(Task prompt) Filter the lines below, copying only those with the string "ਹਸਨਪ".

<<<<

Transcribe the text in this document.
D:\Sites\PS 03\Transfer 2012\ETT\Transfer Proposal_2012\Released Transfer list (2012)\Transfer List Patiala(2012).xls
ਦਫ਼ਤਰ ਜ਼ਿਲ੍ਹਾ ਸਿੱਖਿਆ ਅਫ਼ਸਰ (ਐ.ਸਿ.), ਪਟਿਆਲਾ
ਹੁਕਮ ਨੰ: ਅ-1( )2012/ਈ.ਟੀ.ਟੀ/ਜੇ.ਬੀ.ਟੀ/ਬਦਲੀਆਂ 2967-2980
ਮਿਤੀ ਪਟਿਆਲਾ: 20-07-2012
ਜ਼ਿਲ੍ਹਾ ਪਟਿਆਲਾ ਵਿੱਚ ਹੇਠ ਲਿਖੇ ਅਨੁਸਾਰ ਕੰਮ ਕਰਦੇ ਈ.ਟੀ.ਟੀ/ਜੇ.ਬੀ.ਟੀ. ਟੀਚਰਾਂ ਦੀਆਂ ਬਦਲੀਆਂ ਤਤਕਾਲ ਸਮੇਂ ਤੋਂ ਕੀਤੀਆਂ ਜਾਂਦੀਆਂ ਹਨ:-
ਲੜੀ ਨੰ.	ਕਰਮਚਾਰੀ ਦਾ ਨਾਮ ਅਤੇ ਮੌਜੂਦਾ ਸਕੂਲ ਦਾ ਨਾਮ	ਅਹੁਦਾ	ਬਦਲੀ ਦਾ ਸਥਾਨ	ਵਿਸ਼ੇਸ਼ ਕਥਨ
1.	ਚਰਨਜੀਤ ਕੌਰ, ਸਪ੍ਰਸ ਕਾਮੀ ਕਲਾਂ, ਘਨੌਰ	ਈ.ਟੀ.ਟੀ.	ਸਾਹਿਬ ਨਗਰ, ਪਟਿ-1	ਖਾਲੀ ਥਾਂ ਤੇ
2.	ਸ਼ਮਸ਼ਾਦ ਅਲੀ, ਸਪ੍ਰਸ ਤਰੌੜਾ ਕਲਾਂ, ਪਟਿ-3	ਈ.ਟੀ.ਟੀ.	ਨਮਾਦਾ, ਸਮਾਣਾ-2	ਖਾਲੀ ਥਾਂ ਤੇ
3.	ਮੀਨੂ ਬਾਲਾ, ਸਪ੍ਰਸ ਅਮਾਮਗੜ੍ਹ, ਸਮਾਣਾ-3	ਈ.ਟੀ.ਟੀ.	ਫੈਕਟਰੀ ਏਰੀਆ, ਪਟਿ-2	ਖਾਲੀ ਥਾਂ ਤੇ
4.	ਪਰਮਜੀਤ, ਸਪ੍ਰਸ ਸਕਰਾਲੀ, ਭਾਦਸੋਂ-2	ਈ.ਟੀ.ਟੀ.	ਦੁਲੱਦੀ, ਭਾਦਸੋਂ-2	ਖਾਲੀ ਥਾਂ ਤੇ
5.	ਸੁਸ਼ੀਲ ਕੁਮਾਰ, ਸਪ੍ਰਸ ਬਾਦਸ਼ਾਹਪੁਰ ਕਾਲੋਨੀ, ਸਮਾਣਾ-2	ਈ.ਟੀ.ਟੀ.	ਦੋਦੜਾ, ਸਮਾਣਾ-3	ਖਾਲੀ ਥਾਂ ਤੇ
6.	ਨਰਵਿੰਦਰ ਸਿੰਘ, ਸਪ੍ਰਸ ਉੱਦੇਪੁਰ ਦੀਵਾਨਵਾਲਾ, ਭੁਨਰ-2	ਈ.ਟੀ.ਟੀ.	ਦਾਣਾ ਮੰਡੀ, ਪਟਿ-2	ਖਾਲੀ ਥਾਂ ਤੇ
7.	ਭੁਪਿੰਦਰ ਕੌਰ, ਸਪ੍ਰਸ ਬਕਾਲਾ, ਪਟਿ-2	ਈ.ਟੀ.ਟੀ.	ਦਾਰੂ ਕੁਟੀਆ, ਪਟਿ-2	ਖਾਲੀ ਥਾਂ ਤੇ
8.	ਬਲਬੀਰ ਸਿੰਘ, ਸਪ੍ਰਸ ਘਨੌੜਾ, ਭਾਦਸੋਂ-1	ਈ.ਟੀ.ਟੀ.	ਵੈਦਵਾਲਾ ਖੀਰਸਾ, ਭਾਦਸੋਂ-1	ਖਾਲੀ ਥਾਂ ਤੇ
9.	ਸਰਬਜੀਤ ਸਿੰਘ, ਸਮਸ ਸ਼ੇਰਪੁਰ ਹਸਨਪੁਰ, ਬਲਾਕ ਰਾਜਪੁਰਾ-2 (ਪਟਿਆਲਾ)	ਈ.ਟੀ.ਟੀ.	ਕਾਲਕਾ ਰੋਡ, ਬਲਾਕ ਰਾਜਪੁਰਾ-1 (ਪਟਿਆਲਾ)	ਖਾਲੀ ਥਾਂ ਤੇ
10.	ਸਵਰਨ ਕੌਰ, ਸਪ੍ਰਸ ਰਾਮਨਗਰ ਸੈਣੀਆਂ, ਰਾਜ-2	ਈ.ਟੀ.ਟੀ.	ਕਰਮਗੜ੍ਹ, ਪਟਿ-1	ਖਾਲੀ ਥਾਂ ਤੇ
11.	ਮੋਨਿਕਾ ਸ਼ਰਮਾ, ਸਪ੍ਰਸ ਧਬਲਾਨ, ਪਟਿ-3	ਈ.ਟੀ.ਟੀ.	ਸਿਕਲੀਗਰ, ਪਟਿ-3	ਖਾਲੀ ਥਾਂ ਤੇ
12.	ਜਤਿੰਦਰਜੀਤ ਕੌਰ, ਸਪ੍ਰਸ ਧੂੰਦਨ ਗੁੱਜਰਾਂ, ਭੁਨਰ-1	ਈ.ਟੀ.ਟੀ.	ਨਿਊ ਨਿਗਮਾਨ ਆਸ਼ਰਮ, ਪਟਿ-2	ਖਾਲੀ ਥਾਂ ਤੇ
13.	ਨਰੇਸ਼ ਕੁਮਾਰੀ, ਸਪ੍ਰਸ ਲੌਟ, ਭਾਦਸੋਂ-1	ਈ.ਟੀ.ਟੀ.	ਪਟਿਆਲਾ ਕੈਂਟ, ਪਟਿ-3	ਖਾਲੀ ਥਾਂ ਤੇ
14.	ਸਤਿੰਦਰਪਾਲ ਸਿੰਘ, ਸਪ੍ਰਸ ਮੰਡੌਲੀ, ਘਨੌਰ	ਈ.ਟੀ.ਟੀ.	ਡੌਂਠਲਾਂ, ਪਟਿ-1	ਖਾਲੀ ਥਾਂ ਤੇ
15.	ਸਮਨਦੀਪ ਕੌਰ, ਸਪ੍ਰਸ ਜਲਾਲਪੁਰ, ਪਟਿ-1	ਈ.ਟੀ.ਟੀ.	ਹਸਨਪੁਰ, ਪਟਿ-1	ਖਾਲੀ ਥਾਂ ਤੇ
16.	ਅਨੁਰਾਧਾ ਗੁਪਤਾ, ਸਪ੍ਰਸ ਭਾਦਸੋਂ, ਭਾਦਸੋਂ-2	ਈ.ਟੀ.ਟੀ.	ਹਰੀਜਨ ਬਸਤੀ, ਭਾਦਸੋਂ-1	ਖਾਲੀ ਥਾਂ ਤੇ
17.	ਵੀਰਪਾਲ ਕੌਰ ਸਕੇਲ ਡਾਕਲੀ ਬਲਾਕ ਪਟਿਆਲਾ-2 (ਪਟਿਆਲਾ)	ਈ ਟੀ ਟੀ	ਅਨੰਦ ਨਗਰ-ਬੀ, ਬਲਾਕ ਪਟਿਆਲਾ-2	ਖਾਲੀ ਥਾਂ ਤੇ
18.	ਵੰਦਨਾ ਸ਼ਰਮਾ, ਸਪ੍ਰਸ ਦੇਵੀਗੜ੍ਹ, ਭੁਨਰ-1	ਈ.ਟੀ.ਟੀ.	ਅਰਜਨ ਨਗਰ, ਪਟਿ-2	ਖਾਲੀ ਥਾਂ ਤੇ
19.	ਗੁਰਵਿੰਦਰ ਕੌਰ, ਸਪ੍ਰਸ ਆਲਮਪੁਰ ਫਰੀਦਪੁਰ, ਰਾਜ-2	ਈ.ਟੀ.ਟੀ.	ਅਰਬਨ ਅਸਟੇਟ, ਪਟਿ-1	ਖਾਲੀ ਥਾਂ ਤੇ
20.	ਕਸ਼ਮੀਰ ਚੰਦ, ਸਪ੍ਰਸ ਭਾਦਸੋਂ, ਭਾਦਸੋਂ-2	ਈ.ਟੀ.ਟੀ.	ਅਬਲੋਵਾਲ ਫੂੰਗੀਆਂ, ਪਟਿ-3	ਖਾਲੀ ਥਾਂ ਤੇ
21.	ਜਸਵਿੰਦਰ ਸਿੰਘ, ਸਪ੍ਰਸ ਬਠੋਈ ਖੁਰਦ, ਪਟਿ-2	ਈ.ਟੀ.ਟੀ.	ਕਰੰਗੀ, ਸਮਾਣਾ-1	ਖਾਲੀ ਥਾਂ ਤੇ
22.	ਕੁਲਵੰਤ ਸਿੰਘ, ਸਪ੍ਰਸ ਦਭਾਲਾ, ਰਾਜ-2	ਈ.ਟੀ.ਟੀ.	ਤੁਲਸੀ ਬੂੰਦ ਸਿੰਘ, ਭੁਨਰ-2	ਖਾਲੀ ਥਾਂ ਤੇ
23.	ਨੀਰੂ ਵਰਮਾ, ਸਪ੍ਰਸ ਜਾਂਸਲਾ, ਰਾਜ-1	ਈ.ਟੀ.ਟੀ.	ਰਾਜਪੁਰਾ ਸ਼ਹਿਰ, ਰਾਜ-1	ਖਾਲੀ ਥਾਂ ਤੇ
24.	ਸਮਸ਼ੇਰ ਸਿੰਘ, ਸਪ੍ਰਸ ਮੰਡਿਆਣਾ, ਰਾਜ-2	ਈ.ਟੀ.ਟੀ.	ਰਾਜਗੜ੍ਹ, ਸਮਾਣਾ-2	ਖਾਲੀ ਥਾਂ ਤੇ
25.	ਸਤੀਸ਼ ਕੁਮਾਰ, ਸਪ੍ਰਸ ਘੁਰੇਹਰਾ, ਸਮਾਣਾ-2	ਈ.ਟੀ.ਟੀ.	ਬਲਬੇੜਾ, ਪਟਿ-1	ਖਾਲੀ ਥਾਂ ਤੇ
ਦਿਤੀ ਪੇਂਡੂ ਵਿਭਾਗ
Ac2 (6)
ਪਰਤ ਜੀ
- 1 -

>>>>

(Answer for the task)
9.	ਸਰਬਜੀਤ ਸਿੰਘ, ਸਮਸ ਸ਼ੇਰਪੁਰ ਹਸਨਪੁਰ, ਬਲਾਕ ਰਾਜਪੁਰਾ-2 (ਪਟਿਆਲਾ)	ਈ.ਟੀ.ਟੀ.	ਕਾਲਕਾ ਰੋਡ, ਬਲਾਕ ਰਾਜਪੁਰਾ-1 (ਪਟਿਆਲਾ)	ਖਾਲੀ ਥਾਂ ਤੇ
15.	ਸਮਨਦੀਪ ਕੌਰ, ਸਪ੍ਰਸ ਜਲਾਲਪੁਰ, ਪਟਿ-1	ਈ.ਟੀ.ਟੀ.	ਹਸਨਪੁਰ, ਪਟਿ-1	ਖਾਲੀ ਥਾਂ ਤੇ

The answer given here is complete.